(Document extract begins)

Skip to main content

Overview

Comprehensive checklist to ensure your MCP Server with LangGraph deployment is production-ready. This checklist covers security, performance, reliability, observability, and operational readiness for v2.1.0.
Complete all critical items before going to production. Optional items enhance production quality but are not required for launch.

Security

Authentication & Authorization

Keycloak SSO

Critical:
  • Keycloak deployed with PostgreSQL (not H2)
  • Strong admin password set (32+ characters)
  • Realm mcp-server-langgraph created
  • Client langgraph-client configured (confidential)
  • Client secret stored in secrets manager
  • SSL/TLS enabled (KEYCLOAK_VERIFY_SSL=true)
  • Redirect URIs properly configured
  • Test user can authenticate successfully
Recommended:
  • 2+ Keycloak replicas for HA
  • Brute force protection enabled
  • Password policies configured
  • Multi-factor authentication enabled
  • Session timeout configured appropriately
  • Admin console access restricted
Validation:
# Test Keycloak health
curl https://sso.yourdomain.com/health

# Test authentication
python scripts/setup/test_keycloak.py
Critical:
  • AUTH_MODE=session for production (not token)
  • SESSION_BACKEND=redis (not memory)
  • JWT secret is cryptographically random (256-bit)
  • Redis password is strong and unique
  • Secrets stored in secret manager (not .env files)
  • Session TTL appropriate for your use case
Recommended:
  • SESSION_SLIDING_WINDOW=true for better UX
  • SESSION_MAX_CONCURRENT set per security policy
  • Session metadata includes IP and user agent
  • Token expiration ≤ 4 hours for access tokens
Validation:
# Verify secrets are not in Git
git grep -i "jwt_secret\|redis_password"  # Should be empty

# Test session creation
python scripts/setup/test_sessions.py
Critical:
  • OpenFGA deployed with PostgreSQL backend
  • Authorization model created and tested
  • Store ID and Model ID stored securely
  • Default permissions configured
  • Admin users have proper access
  • FF_OPENFGA_STRICT_MODE=true (fail-closed)
Recommended:
  • 2+ OpenFGA replicas
  • Role mappings from Keycloak configured
  • Permission audit logging enabled
  • Fallback admin access tested
  • Authorization caching configured
Validation:
# Test OpenFGA connection
python scripts/setup/test_openfga.py

# Verify authorization
python examples/test_authorization.py

Network Security

Critical:
  • HTTPS enforced for all ingress (no HTTP)
  • Valid SSL certificates (not self-signed)
  • Certificate auto-renewal configured
  • All internal services use TLS where applicable
  • Redis SSL enabled in production
Recommended:
  • TLS 1.2+ only (disable TLS 1.0/1.1)

(Document extract ends)

*Problems to work on:*
1/ Name every Python script that the production readiness checklist runs in its validation steps.
2/ What is the minimum length the production readiness checklist requires for the Keycloak admin password?
The data that comes next is separate from the production readiness checklist.

(Source data begins)

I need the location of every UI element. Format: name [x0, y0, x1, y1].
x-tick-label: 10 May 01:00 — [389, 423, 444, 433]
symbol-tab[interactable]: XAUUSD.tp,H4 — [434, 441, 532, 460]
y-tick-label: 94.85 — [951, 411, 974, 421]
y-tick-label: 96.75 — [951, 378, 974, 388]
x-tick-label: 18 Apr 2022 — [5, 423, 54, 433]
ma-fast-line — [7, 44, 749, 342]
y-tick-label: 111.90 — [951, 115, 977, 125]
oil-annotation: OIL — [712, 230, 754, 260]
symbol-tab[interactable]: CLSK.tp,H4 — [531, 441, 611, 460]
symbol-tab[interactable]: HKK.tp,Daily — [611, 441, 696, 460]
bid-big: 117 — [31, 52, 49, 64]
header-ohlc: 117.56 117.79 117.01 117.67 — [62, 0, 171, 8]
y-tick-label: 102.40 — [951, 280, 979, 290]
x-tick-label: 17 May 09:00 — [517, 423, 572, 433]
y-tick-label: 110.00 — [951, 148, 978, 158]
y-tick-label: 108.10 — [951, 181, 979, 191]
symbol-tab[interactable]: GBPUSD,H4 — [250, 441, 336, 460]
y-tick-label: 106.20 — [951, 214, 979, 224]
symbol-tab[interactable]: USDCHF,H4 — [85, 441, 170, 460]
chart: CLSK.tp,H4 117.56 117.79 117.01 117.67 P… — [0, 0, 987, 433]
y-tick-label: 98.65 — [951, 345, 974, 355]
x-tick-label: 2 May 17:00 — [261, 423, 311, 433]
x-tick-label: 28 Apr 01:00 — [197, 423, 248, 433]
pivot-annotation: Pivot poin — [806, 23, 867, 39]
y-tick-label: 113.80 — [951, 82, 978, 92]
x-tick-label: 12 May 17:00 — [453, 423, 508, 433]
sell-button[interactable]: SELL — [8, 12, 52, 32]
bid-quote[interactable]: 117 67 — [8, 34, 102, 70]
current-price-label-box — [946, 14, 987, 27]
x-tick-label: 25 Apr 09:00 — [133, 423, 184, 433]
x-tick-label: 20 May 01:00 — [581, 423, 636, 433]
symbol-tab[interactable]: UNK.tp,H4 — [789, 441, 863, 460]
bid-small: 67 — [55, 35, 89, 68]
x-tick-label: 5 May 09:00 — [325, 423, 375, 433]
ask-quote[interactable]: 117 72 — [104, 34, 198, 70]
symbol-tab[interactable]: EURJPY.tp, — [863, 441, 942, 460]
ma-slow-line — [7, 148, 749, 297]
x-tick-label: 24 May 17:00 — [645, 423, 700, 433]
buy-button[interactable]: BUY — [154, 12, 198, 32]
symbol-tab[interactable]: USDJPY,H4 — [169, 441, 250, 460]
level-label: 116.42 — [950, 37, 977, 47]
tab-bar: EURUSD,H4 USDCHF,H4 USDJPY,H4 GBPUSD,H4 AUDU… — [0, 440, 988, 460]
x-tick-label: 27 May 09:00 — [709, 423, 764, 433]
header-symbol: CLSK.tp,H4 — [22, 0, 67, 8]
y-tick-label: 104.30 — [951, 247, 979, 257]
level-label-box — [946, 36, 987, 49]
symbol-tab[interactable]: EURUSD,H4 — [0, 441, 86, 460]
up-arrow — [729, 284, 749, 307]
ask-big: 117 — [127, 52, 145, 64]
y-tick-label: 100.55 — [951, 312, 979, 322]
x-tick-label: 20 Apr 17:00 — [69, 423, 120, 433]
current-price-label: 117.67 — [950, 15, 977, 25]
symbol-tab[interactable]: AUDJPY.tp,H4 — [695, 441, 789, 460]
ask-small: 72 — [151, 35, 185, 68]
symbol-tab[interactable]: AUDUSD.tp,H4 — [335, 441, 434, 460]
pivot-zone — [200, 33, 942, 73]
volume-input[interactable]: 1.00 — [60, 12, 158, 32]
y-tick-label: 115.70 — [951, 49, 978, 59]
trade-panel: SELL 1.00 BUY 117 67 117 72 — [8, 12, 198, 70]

(Source data ends)

*Your responses:*
1/
scripts/setup/test_keycloak.py
scripts/setup/test_sessions.py
scripts/setup/test_openfga.py
examples/test_authorization.py

2/ 32 characters.